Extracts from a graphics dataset
=-=-=-=-=
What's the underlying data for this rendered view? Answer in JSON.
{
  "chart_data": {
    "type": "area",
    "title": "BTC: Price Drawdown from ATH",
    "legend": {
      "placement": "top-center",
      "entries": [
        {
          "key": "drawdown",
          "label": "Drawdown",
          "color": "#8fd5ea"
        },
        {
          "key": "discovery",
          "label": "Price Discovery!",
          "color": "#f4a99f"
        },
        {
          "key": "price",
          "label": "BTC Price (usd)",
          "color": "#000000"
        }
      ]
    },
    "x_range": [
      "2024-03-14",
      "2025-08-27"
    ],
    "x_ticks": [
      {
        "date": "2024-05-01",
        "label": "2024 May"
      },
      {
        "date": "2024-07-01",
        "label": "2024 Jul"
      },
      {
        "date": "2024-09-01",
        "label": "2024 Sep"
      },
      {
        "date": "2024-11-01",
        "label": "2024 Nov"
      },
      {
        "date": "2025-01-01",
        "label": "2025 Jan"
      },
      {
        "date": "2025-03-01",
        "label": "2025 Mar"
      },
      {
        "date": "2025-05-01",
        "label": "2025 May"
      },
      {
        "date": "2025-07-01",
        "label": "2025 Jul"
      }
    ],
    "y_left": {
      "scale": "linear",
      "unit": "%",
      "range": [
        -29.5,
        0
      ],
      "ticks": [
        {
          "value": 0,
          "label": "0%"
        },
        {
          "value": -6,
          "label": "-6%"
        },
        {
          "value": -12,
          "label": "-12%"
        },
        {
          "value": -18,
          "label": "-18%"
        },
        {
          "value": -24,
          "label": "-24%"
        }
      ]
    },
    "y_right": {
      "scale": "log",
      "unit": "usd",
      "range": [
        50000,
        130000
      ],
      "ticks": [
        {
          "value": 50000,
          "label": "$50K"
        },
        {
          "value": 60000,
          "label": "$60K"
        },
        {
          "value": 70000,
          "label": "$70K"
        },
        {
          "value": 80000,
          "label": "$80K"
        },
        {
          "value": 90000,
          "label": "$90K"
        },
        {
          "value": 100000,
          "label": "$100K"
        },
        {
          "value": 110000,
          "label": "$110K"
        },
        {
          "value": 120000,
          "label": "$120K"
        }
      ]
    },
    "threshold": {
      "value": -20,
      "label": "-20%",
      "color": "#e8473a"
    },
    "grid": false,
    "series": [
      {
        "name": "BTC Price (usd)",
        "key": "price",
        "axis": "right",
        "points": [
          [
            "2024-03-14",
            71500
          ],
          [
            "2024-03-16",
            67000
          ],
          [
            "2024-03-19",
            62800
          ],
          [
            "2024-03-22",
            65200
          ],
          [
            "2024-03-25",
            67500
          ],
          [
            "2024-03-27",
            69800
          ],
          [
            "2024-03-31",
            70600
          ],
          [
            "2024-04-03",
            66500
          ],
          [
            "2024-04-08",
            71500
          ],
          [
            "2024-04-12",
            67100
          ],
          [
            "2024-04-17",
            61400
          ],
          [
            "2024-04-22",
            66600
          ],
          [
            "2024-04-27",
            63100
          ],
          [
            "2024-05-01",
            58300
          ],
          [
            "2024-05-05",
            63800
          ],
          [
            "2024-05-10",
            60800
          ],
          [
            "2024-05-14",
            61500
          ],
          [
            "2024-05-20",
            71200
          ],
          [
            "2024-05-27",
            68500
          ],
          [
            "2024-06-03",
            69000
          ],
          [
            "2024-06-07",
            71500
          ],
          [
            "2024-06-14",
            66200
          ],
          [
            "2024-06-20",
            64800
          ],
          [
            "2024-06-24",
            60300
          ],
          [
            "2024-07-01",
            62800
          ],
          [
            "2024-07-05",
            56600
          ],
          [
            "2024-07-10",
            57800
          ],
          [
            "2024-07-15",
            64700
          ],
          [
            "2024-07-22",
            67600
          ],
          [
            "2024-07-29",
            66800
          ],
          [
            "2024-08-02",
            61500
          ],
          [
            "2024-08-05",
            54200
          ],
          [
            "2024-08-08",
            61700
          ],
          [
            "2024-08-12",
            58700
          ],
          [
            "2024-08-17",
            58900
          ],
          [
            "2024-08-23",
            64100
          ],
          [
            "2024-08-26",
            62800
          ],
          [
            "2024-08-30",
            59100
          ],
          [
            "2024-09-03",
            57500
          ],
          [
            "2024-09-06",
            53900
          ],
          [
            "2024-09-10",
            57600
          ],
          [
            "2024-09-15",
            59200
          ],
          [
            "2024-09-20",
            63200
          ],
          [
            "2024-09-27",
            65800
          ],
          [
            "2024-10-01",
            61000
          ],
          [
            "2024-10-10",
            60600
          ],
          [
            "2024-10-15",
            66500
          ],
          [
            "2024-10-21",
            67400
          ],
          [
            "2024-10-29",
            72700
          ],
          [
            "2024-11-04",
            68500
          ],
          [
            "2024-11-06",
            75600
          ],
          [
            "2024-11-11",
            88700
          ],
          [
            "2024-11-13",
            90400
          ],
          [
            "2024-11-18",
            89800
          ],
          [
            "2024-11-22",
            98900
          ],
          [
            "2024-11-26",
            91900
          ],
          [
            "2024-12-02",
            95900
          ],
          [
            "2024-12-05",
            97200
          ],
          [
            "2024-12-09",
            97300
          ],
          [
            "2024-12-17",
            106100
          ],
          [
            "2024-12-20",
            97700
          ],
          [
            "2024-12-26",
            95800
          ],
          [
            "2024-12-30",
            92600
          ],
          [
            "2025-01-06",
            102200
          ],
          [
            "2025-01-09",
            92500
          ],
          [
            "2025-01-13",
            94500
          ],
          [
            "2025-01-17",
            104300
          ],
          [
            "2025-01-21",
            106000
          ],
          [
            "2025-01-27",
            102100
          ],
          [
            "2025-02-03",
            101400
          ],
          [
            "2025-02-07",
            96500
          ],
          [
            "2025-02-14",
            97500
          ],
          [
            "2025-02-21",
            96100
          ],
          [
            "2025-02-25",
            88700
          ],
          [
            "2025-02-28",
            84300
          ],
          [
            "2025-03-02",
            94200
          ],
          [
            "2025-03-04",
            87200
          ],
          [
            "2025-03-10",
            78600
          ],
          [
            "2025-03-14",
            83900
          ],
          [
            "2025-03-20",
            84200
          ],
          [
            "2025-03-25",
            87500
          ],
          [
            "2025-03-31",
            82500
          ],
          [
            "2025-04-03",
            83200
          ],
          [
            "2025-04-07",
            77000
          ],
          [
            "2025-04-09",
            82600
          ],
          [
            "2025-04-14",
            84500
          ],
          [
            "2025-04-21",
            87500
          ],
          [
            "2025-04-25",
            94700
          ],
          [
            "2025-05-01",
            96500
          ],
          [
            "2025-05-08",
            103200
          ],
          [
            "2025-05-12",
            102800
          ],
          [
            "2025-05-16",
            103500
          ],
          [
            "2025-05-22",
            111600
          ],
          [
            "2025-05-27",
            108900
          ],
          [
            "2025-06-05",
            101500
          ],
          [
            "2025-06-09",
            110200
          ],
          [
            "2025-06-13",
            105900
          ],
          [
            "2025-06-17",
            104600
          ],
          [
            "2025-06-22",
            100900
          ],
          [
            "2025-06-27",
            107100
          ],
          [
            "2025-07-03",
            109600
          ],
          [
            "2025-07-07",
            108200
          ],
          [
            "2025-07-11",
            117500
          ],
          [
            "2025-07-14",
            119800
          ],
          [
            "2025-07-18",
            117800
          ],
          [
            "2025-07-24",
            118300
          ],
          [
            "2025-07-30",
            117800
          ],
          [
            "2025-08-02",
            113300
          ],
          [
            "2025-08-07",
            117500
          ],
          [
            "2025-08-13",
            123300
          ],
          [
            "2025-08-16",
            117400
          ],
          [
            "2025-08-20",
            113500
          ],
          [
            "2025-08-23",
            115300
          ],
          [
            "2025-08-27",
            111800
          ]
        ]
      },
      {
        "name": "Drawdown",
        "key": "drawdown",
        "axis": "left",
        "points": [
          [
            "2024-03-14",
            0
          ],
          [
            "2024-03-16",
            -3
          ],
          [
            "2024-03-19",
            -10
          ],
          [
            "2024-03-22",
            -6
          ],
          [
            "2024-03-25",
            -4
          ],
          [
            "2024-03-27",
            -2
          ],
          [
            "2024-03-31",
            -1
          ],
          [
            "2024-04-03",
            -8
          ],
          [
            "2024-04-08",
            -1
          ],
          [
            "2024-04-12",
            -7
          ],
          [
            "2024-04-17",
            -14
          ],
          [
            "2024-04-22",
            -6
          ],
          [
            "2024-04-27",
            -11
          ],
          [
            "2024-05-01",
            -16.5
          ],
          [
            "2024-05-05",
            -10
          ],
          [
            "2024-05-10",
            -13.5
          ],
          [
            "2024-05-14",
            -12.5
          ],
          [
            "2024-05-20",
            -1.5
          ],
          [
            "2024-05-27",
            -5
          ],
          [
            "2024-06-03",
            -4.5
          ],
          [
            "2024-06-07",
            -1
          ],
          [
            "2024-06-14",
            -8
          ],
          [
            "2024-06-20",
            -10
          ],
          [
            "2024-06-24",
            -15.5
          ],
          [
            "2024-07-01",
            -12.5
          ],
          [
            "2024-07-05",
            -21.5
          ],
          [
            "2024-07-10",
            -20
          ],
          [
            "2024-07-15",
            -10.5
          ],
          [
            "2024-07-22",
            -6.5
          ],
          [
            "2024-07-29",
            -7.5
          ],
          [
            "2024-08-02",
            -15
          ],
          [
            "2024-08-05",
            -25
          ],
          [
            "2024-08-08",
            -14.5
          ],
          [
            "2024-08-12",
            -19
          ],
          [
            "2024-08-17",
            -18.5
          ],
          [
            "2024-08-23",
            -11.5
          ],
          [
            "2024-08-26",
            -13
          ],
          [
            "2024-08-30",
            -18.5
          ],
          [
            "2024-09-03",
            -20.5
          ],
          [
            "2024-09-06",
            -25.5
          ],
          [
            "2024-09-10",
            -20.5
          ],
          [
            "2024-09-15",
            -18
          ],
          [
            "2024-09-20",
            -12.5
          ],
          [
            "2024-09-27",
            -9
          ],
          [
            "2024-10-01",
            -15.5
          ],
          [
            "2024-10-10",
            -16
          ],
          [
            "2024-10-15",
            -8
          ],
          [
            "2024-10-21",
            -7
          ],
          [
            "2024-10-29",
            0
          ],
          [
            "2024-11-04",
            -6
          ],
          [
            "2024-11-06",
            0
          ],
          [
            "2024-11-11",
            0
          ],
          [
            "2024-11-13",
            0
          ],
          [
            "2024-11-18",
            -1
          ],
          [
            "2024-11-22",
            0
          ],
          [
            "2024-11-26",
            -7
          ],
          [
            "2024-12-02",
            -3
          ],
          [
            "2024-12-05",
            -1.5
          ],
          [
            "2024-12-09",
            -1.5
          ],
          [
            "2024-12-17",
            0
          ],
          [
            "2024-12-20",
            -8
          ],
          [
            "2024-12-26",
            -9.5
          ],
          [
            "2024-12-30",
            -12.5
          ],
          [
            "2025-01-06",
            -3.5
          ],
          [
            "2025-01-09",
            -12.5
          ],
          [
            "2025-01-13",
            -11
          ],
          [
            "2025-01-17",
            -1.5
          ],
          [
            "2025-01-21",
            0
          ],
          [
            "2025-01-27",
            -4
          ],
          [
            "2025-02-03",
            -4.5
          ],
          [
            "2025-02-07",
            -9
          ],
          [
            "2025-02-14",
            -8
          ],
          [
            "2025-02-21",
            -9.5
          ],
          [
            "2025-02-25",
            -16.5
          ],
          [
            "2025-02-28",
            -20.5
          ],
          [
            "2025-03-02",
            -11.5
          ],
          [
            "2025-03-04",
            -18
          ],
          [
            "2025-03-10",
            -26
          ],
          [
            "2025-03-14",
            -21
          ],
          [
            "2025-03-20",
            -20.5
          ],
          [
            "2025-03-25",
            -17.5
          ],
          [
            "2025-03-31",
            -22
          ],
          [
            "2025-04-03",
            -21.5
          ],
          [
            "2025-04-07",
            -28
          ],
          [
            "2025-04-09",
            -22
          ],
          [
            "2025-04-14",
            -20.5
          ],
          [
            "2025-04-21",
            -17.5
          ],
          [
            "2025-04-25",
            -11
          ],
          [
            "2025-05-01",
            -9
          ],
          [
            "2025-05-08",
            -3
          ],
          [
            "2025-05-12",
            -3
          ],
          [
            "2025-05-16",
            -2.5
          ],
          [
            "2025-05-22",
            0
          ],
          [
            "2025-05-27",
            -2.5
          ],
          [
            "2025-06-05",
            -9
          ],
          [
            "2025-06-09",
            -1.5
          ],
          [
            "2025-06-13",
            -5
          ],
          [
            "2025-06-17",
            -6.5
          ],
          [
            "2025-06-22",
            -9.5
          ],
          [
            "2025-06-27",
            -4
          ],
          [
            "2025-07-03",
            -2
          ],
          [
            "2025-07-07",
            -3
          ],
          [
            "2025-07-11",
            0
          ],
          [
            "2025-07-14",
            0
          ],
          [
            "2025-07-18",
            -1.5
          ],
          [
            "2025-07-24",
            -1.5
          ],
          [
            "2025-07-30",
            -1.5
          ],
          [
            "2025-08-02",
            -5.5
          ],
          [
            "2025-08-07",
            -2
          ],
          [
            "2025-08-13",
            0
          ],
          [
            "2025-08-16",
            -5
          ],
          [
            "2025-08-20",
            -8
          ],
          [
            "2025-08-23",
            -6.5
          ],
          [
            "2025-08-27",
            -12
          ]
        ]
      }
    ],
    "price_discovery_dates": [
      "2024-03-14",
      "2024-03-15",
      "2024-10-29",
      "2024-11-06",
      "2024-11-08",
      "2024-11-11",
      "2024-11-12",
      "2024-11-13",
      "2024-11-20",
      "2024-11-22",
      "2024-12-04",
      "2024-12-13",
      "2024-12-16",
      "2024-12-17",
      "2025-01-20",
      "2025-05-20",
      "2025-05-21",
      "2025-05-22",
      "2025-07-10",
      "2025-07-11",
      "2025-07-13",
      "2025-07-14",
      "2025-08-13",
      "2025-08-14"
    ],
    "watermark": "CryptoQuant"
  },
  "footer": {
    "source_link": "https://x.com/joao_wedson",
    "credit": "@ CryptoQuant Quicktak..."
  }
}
=-=-=-=-=
* Goal of the exercise
Give the count of lines in the listing above that include "CryptoQuant", with no other words.

* Exercise output
2